## Rows from a figure dataset
▬▬▬▬▬▬
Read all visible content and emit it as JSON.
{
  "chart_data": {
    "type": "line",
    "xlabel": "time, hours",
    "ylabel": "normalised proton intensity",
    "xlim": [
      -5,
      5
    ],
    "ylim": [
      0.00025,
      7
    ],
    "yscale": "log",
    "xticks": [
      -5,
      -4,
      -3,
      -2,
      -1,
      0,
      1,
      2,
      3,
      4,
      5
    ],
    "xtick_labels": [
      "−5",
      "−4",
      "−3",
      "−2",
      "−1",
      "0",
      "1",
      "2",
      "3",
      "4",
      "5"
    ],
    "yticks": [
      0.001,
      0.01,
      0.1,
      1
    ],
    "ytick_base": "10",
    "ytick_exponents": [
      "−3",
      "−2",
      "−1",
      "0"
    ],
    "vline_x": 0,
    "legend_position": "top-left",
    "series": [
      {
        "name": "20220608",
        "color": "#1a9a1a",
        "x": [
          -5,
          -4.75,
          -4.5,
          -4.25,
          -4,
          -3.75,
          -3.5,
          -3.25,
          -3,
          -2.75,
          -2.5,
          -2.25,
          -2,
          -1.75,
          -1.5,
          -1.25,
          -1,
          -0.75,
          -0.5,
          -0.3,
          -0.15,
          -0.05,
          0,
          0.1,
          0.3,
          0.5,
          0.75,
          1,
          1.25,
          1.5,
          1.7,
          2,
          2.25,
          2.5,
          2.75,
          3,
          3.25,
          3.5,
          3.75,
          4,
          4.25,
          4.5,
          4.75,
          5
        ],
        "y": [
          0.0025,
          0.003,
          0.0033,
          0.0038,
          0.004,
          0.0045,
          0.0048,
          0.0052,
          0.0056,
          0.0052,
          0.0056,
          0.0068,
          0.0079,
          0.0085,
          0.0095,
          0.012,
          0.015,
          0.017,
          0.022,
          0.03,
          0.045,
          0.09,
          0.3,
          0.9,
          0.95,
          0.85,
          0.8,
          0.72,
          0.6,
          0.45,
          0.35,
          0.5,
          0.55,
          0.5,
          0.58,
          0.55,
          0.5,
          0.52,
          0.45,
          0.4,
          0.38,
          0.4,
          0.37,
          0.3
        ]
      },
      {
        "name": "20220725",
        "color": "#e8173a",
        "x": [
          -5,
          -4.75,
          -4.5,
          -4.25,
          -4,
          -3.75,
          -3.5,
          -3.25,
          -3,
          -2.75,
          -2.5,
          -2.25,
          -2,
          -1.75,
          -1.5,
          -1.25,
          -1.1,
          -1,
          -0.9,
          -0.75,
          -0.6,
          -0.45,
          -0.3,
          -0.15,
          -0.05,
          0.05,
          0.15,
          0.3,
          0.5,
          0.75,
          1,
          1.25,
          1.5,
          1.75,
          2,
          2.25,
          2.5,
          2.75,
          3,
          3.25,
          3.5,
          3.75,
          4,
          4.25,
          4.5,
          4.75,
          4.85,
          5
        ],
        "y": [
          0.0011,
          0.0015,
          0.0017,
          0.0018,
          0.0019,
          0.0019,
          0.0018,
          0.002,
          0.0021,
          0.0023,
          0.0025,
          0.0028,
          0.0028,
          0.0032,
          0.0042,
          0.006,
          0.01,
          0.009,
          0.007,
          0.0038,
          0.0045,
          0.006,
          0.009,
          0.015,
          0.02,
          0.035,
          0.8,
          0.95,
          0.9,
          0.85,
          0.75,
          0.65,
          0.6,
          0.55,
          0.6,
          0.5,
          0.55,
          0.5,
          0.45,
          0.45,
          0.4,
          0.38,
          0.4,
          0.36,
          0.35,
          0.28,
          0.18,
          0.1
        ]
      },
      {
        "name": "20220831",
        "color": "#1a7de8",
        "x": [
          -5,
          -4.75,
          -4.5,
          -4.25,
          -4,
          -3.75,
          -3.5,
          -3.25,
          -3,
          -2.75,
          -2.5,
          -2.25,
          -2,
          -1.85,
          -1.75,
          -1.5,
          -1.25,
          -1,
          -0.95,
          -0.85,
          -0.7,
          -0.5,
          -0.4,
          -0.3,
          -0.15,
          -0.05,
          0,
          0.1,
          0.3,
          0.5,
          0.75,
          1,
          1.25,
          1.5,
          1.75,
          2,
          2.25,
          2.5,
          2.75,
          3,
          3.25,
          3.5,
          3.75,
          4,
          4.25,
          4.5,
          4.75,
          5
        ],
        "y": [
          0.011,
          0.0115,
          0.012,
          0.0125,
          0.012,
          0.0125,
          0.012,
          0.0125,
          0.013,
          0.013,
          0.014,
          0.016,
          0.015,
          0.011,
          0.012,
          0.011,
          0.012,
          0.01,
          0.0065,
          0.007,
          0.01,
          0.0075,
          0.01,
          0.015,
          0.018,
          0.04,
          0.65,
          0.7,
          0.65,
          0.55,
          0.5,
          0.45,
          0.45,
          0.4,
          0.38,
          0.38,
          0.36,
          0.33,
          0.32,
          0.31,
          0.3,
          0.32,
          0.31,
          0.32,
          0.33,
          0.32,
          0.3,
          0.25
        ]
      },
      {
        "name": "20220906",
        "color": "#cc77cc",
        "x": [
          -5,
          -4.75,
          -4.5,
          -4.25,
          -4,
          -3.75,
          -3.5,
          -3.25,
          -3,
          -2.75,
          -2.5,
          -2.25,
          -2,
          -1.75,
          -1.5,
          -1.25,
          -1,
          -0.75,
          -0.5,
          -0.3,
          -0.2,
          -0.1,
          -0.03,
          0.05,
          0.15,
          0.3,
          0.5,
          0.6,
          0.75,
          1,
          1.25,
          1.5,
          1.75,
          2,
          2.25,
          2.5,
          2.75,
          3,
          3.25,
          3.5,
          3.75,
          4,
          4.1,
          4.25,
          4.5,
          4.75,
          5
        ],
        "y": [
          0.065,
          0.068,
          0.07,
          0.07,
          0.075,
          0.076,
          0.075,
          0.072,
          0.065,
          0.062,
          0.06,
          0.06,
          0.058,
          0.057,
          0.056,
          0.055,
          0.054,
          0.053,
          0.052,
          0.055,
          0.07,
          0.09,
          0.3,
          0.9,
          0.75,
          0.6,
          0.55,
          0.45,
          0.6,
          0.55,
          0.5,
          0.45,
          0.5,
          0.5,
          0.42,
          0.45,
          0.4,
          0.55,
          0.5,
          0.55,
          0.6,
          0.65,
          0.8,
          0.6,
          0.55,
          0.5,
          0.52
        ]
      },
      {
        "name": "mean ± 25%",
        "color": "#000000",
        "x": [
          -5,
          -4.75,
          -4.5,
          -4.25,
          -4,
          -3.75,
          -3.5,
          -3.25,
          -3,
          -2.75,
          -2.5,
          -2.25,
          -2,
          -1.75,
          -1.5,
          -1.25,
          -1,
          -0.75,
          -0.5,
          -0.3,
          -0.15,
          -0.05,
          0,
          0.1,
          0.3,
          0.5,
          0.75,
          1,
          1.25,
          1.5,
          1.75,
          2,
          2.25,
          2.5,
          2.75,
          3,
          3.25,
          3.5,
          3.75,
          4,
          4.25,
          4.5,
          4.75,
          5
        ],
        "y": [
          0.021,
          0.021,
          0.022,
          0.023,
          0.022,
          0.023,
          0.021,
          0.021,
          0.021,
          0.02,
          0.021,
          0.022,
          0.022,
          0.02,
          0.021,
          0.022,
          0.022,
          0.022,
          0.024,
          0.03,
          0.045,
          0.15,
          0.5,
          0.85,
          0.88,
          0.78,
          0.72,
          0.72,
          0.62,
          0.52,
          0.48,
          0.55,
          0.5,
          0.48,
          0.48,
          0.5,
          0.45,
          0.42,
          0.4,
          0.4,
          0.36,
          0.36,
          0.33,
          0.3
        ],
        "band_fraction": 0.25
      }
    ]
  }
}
▬▬▬▬▬▬
## Aim
Extract the full set of entries word for word.

## Expected output
Read all visible content and emit it as JSON.
{
  "chart_data": {
    "type": "line",
    "xlabel": "time, hours",
    "ylabel": "normalised proton intensity",
    "xlim": [
      -5,
      5
    ],
    "ylim": [
      0.00025,
      7
    ],
    "yscale": "log",
    "xticks": [
      -5,
      -4,
      -3,
      -2,
      -1,
      0,
      1,
      2,
      3,
      4,
      5
    ],
    "xtick_labels": [
      "−5",
      "−4",
      "−3",
      "−2",
      "−1",
      "0",
      "1",
      "2",
      "3",
      "4",
      "5"
    ],
    "yticks": [
      0.001,
      0.01,
      0.1,
      1
    ],
    "ytick_base": "10",
    "ytick_exponents": [
      "−3",
      "−2",
      "−1",
      "0"
    ],
    "vline_x": 0,
    "legend_position": "top-left",
    "series": [
      {
        "name": "20220608",
        "color": "#1a9a1a",
        "x": [
          -5,
          -4.75,
          -4.5,
          -4.25,
          -4,
          -3.75,
          -3.5,
          -3.25,
          -3,
          -2.75,
          -2.5,
          -2.25,
          -2,
          -1.75,
          -1.5,
          -1.25,
          -1,
          -0.75,
          -0.5,
          -0.3,
          -0.15,
          -0.05,
          0,
          0.1,
          0.3,
          0.5,
          0.75,
          1,
          1.25,
          1.5,
          1.7,
          2,
          2.25,
          2.5,
          2.75,
          3,
          3.25,
          3.5,
          3.75,
          4,
          4.25,
          4.5,
          4.75,
          5
        ],
        "y": [
          0.0025,
          0.003,
          0.0033,
          0.0038,
          0.004,
          0.0045,
          0.0048,
          0.0052,
          0.0056,
          0.0052,
          0.0056,
          0.0068,
          0.0079,
          0.0085,
          0.0095,
          0.012,
          0.015,
          0.017,
          0.022,
          0.03,
          0.045,
          0.09,
          0.3,
          0.9,
          0.95,
          0.85,
          0.8,
          0.72,
          0.6,
          0.45,
          0.35,
          0.5,
          0.55,
          0.5,
          0.58,
          0.55,
          0.5,
          0.52,
          0.45,
          0.4,
          0.38,
          0.4,
          0.37,
          0.3
        ]
      },
      {
        "name": "20220725",
        "color": "#e8173a",
        "x": [
          -5,
          -4.75,
          -4.5,
          -4.25,
          -4,
          -3.75,
          -3.5,
          -3.25,
          -3,
          -2.75,
          -2.5,
          -2.25,
          -2,
          -1.75,
          -1.5,
          -1.25,
          -1.1,
          -1,
          -0.9,
          -0.75,
          -0.6,
          -0.45,
          -0.3,
          -0.15,
          -0.05,
          0.05,
          0.15,
          0.3,
          0.5,
          0.75,
          1,
          1.25,
          1.5,
          1.75,
          2,
          2.25,
          2.5,
          2.75,
          3,
          3.25,
          3.5,
          3.75,
          4,
          4.25,
          4.5,
          4.75,
          4.85,
          5
        ],
        "y": [
          0.0011,
          0.0015,
          0.0017,
          0.0018,
          0.0019,
          0.0019,
          0.0018,
          0.002,
          0.0021,
          0.0023,
          0.0025,
          0.0028,
          0.0028,
          0.0032,
          0.0042,
          0.006,
          0.01,
          0.009,
          0.007,
          0.0038,
          0.0045,
          0.006,
          0.009,
          0.015,
          0.02,
          0.035,
          0.8,
          0.95,
          0.9,
          0.85,
          0.75,
          0.65,
          0.6,
          0.55,
          0.6,
          0.5,
          0.55,
          0.5,
          0.45,
          0.45,
          0.4,
          0.38,
          0.4,
          0.36,
          0.35,
          0.28,
          0.18,
          0.1
        ]
      },
      {
        "name": "20220831",
        "color": "#1a7de8",
        "x": [
          -5,
          -4.75,
          -4.5,
          -4.25,
          -4,
          -3.75,
          -3.5,
          -3.25,
          -3,
          -2.75,
          -2.5,
          -2.25,
          -2,
          -1.85,
          -1.75,
          -1.5,
          -1.25,
          -1,
          -0.95,
          -0.85,
          -0.7,
          -0.5,
          -0.4,
          -0.3,
          -0.15,
          -0.05,
          0,
          0.1,
          0.3,
          0.5,
          0.75,
          1,
          1.25,
          1.5,
          1.75,
          2,
          2.25,
          2.5,
          2.75,
          3,
          3.25,
          3.5,
          3.75,
          4,
          4.25,
          4.5,
          4.75,
          5
        ],
        "y": [
          0.011,
          0.0115,
          0.012,
          0.0125,
          0.012,
          0.0125,
          0.012,
          0.0125,
          0.013,
          0.013,
          0.014,
          0.016,
          0.015,
          0.011,
          0.012,
          0.011,
          0.012,
          0.01,
          0.0065,
          0.007,
          0.01,
          0.0075,
          0.01,
          0.015,
          0.018,
          0.04,
          0.65,
          0.7,
          0.65,
          0.55,
          0.5,
          0.45,
          0.45,
          0.4,
          0.38,
          0.38,
          0.36,
          0.33,
          0.32,
          0.31,
          0.3,
          0.32,
          0.31,
          0.32,
          0.33,
          0.32,
          0.3,
          0.25
        ]
      },
      {
        "name": "20220906",
        "color": "#cc77cc",
        "x": [
          -5,
          -4.75,
          -4.5,
          -4.25,
          -4,
          -3.75,
          -3.5,
          -3.25,
          -3,
          -2.75,
          -2.5,
          -2.25,
          -2,
          -1.75,
          -1.5,
          -1.25,
          -1,
          -0.75,
          -0.5,
          -0.3,
          -0.2,
          -0.1,
          -0.03,
          0.05,
          0.15,
          0.3,
          0.5,
          0.6,
          0.75,
          1,
          1.25,
          1.5,
          1.75,
          2,
          2.25,
          2.5,
          2.75,
          3,
          3.25,
          3.5,
          3.75,
          4,
          4.1,
          4.25,
          4.5,
          4.75,
          5
        ],
        "y": [
          0.065,
          0.068,
          0.07,
          0.07,
          0.075,
          0.076,
          0.075,
          0.072,
          0.065,
          0.062,
          0.06,
          0.06,
          0.058,
          0.057,
          0.056,
          0.055,
          0.054,
          0.053,
          0.052,
          0.055,
          0.07,
          0.09,
          0.3,
          0.9,
          0.75,
          0.6,
          0.55,
          0.45,
          0.6,
          0.55,
          0.5,
          0.45,
          0.5,
          0.5,
          0.42,
          0.45,
          0.4,
          0.55,
          0.5,
          0.55,
          0.6,
          0.65,
          0.8,
          0.6,
          0.55,
          0.5,
          0.52
        ]
      },
      {
        "name": "mean ± 25%",
        "color": "#000000",
        "x": [
          -5,
          -4.75,
          -4.5,
          -4.25,
          -4,
          -3.75,
          -3.5,
          -3.25,
          -3,
          -2.75,
          -2.5,
          -2.25,
          -2,
          -1.75,
          -1.5,
          -1.25,
          -1,
          -0.75,
          -0.5,
          -0.3,
          -0.15,
          -0.05,
          0,
          0.1,
          0.3,
          0.5,
          0.75,
          1,
          1.25,
          1.5,
          1.75,
          2,
          2.25,
          2.5,
          2.75,
          3,
          3.25,
          3.5,
          3.75,
          4,
          4.25,
          4.5,
          4.75,
          5
        ],
        "y": [
          0.021,
          0.021,
          0.022,
          0.023,
          0.022,
          0.023,
          0.021,
          0.021,
          0.021,
          0.02,
          0.021,
          0.022,
          0.022,
          0.02,
          0.021,
          0.022,
          0.022,
          0.022,
          0.024,
          0.03,
          0.045,
          0.15,
          0.5,
          0.85,
          0.88,
          0.78,
          0.72,
          0.72,
          0.62,
          0.52,
          0.48,
          0.55,
          0.5,
          0.48,
          0.48,
          0.5,
          0.45,
          0.42,
          0.4,
          0.4,
          0.36,
          0.36,
          0.33,
          0.3
        ],
        "band_fraction": 0.25
      }
    ]
  }
}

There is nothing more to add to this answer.